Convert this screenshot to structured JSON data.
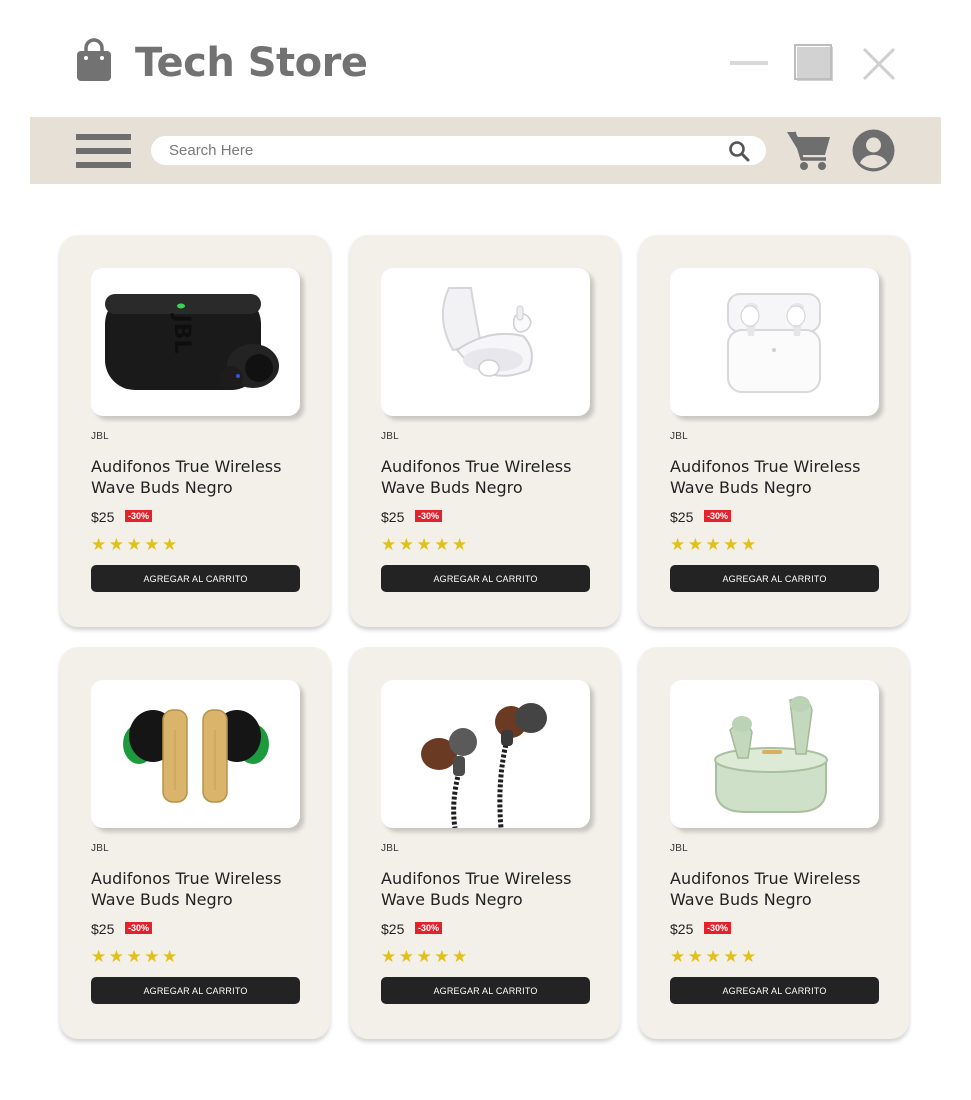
{
  "app": {
    "title": "Tech Store",
    "icon": "shopping-bag-icon"
  },
  "window_controls": [
    "minimize-icon",
    "maximize-icon",
    "close-icon"
  ],
  "toolbar": {
    "menu_icon": "hamburger-menu-icon",
    "search_placeholder": "Search Here",
    "search_icon": "search-icon",
    "cart_icon": "cart-icon",
    "user_icon": "user-avatar-icon",
    "background": "#e6e0d7"
  },
  "colors": {
    "card_bg": "#f3f0ea",
    "button_bg": "#232323",
    "discount_bg": "#e2222c",
    "star": "#e0c11c"
  },
  "products": [
    {
      "brand": "JBL",
      "name": "Audifonos True Wireless Wave Buds Negro",
      "price": "$25",
      "discount": "-30%",
      "stars": "★★★★★",
      "rating": 5,
      "button": "AGREGAR AL CARRITO",
      "image": "black-earbuds-case"
    },
    {
      "brand": "JBL",
      "name": "Audifonos True Wireless Wave Buds Negro",
      "price": "$25",
      "discount": "-30%",
      "stars": "★★★★★",
      "rating": 5,
      "button": "AGREGAR AL CARRITO",
      "image": "white-earbuds-open-case"
    },
    {
      "brand": "JBL",
      "name": "Audifonos True Wireless Wave Buds Negro",
      "price": "$25",
      "discount": "-30%",
      "stars": "★★★★★",
      "rating": 5,
      "button": "AGREGAR AL CARRITO",
      "image": "white-airpods-case"
    },
    {
      "brand": "JBL",
      "name": "Audifonos True Wireless Wave Buds Negro",
      "price": "$25",
      "discount": "-30%",
      "stars": "★★★★★",
      "rating": 5,
      "button": "AGREGAR AL CARRITO",
      "image": "bamboo-green-earbuds"
    },
    {
      "brand": "JBL",
      "name": "Audifonos True Wireless Wave Buds Negro",
      "price": "$25",
      "discount": "-30%",
      "stars": "★★★★★",
      "rating": 5,
      "button": "AGREGAR AL CARRITO",
      "image": "wooden-wired-earphones"
    },
    {
      "brand": "JBL",
      "name": "Audifonos True Wireless Wave Buds Negro",
      "price": "$25",
      "discount": "-30%",
      "stars": "★★★★★",
      "rating": 5,
      "button": "AGREGAR AL CARRITO",
      "image": "mint-earbuds-case"
    }
  ]
}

(WHAT YOU NEED TO DO): Identify each line in the entries with the word "case" and copy it.

(OUTPUT BELOW):
      "image": "black-earbuds-case"
      "image": "white-earbuds-open-case"
      "image": "white-airpods-case"
      "image": "mint-earbuds-case"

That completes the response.